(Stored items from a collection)
────────────────
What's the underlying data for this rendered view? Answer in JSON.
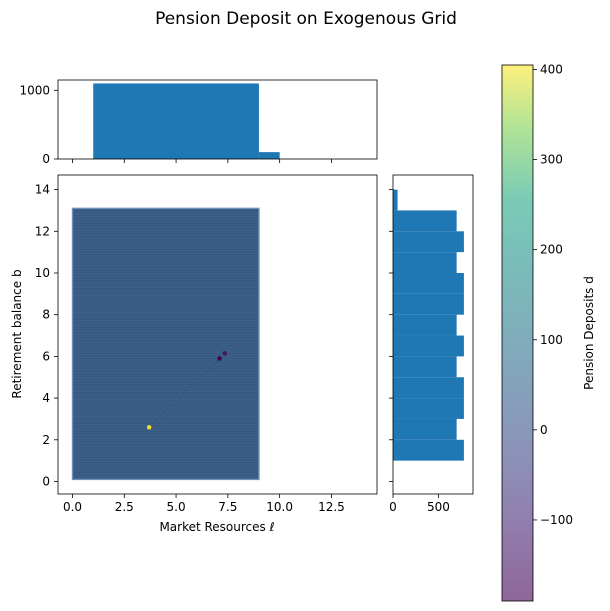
{
  "title": "Pension Deposit on Exogenous Grid",
  "colors": {
    "bar": "#1f77b4",
    "scatter": "#3b5f86",
    "axis": "#000000"
  },
  "chart_data": [
    {
      "type": "scatter",
      "role": "main",
      "xlabel": "Market Resources ℓ",
      "ylabel": "Retirement balance b",
      "xlim": [
        -0.7,
        14.7
      ],
      "ylim": [
        -0.6,
        14.7
      ],
      "xticks": [
        0.0,
        2.5,
        5.0,
        7.5,
        10.0,
        12.5
      ],
      "xtick_labels": [
        "0.0",
        "2.5",
        "5.0",
        "7.5",
        "10.0",
        "12.5"
      ],
      "yticks": [
        0,
        2,
        4,
        6,
        8,
        10,
        12,
        14
      ],
      "ytick_labels": [
        "0",
        "2",
        "4",
        "6",
        "8",
        "10",
        "12",
        "14"
      ],
      "grid_region": {
        "x": [
          0.0,
          9.0
        ],
        "y": [
          0.1,
          13.1
        ]
      },
      "base_value": 0,
      "highlights": [
        {
          "x": 3.7,
          "y": 2.6,
          "d": 400
        },
        {
          "x": 7.1,
          "y": 5.9,
          "d": -190
        },
        {
          "x": 7.35,
          "y": 6.15,
          "d": -150
        }
      ]
    },
    {
      "type": "bar",
      "role": "top-histogram",
      "bins": [
        {
          "start": 0,
          "end": 1,
          "count": 0
        },
        {
          "start": 1,
          "end": 9,
          "count": 1100
        },
        {
          "start": 9,
          "end": 10,
          "count": 100
        },
        {
          "start": 10,
          "end": 15,
          "count": 0
        }
      ],
      "ylim": [
        0,
        1150
      ],
      "yticks": [
        0,
        1000
      ],
      "ytick_labels": [
        "0",
        "1000"
      ]
    },
    {
      "type": "bar",
      "role": "right-histogram",
      "orientation": "horizontal",
      "bins": [
        {
          "start": 1.0,
          "end": 2.0,
          "count": 780
        },
        {
          "start": 2.0,
          "end": 3.0,
          "count": 700
        },
        {
          "start": 3.0,
          "end": 4.0,
          "count": 780
        },
        {
          "start": 4.0,
          "end": 5.0,
          "count": 780
        },
        {
          "start": 5.0,
          "end": 6.0,
          "count": 700
        },
        {
          "start": 6.0,
          "end": 7.0,
          "count": 780
        },
        {
          "start": 7.0,
          "end": 8.0,
          "count": 700
        },
        {
          "start": 8.0,
          "end": 9.0,
          "count": 780
        },
        {
          "start": 9.0,
          "end": 10.0,
          "count": 780
        },
        {
          "start": 10.0,
          "end": 11.0,
          "count": 700
        },
        {
          "start": 11.0,
          "end": 12.0,
          "count": 780
        },
        {
          "start": 12.0,
          "end": 13.0,
          "count": 700
        },
        {
          "start": 13.0,
          "end": 14.0,
          "count": 50
        }
      ],
      "xlim": [
        0,
        880
      ],
      "xticks": [
        0,
        500
      ],
      "xtick_labels": [
        "0",
        "500"
      ]
    },
    {
      "type": "colorbar",
      "label": "Pension Deposits d",
      "range": [
        -190,
        405
      ],
      "ticks": [
        -100,
        0,
        100,
        200,
        300,
        400
      ],
      "tick_labels": [
        "−100",
        "0",
        "100",
        "200",
        "300",
        "400"
      ],
      "colormap": "viridis",
      "alpha": 0.6
    }
  ]
}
────────────────
[Exercise aim]:
Reproduce all of the data exactly, omitting each picture it holds.

[Complete output]:
What's the underlying data for this rendered view? Answer in JSON.
{
  "title": "Pension Deposit on Exogenous Grid",
  "colors": {
    "bar": "#1f77b4",
    "scatter": "#3b5f86",
    "axis": "#000000"
  },
  "chart_data": [
    {
      "type": "scatter",
      "role": "main",
      "xlabel": "Market Resources ℓ",
      "ylabel": "Retirement balance b",
      "xlim": [
        -0.7,
        14.7
      ],
      "ylim": [
        -0.6,
        14.7
      ],
      "xticks": [
        0.0,
        2.5,
        5.0,
        7.5,
        10.0,
        12.5
      ],
      "xtick_labels": [
        "0.0",
        "2.5",
        "5.0",
        "7.5",
        "10.0",
        "12.5"
      ],
      "yticks": [
        0,
        2,
        4,
        6,
        8,
        10,
        12,
        14
      ],
      "ytick_labels": [
        "0",
        "2",
        "4",
        "6",
        "8",
        "10",
        "12",
        "14"
      ],
      "grid_region": {
        "x": [
          0.0,
          9.0
        ],
        "y": [
          0.1,
          13.1
        ]
      },
      "base_value": 0,
      "highlights": [
        {
          "x": 3.7,
          "y": 2.6,
          "d": 400
        },
        {
          "x": 7.1,
          "y": 5.9,
          "d": -190
        },
        {
          "x": 7.35,
          "y": 6.15,
          "d": -150
        }
      ]
    },
    {
      "type": "bar",
      "role": "top-histogram",
      "bins": [
        {
          "start": 0,
          "end": 1,
          "count": 0
        },
        {
          "start": 1,
          "end": 9,
          "count": 1100
        },
        {
          "start": 9,
          "end": 10,
          "count": 100
        },
        {
          "start": 10,
          "end": 15,
          "count": 0
        }
      ],
      "ylim": [
        0,
        1150
      ],
      "yticks": [
        0,
        1000
      ],
      "ytick_labels": [
        "0",
        "1000"
      ]
    },
    {
      "type": "bar",
      "role": "right-histogram",
      "orientation": "horizontal",
      "bins": [
        {
          "start": 1.0,
          "end": 2.0,
          "count": 780
        },
        {
          "start": 2.0,
          "end": 3.0,
          "count": 700
        },
        {
          "start": 3.0,
          "end": 4.0,
          "count": 780
        },
        {
          "start": 4.0,
          "end": 5.0,
          "count": 780
        },
        {
          "start": 5.0,
          "end": 6.0,
          "count": 700
        },
        {
          "start": 6.0,
          "end": 7.0,
          "count": 780
        },
        {
          "start": 7.0,
          "end": 8.0,
          "count": 700
        },
        {
          "start": 8.0,
          "end": 9.0,
          "count": 780
        },
        {
          "start": 9.0,
          "end": 10.0,
          "count": 780
        },
        {
          "start": 10.0,
          "end": 11.0,
          "count": 700
        },
        {
          "start": 11.0,
          "end": 12.0,
          "count": 780
        },
        {
          "start": 12.0,
          "end": 13.0,
          "count": 700
        },
        {
          "start": 13.0,
          "end": 14.0,
          "count": 50
        }
      ],
      "xlim": [
        0,
        880
      ],
      "xticks": [
        0,
        500
      ],
      "xtick_labels": [
        "0",
        "500"
      ]
    },
    {
      "type": "colorbar",
      "label": "Pension Deposits d",
      "range": [
        -190,
        405
      ],
      "ticks": [
        -100,
        0,
        100,
        200,
        300,
        400
      ],
      "tick_labels": [
        "−100",
        "0",
        "100",
        "200",
        "300",
        "400"
      ],
      "colormap": "viridis",
      "alpha": 0.6
    }
  ]
}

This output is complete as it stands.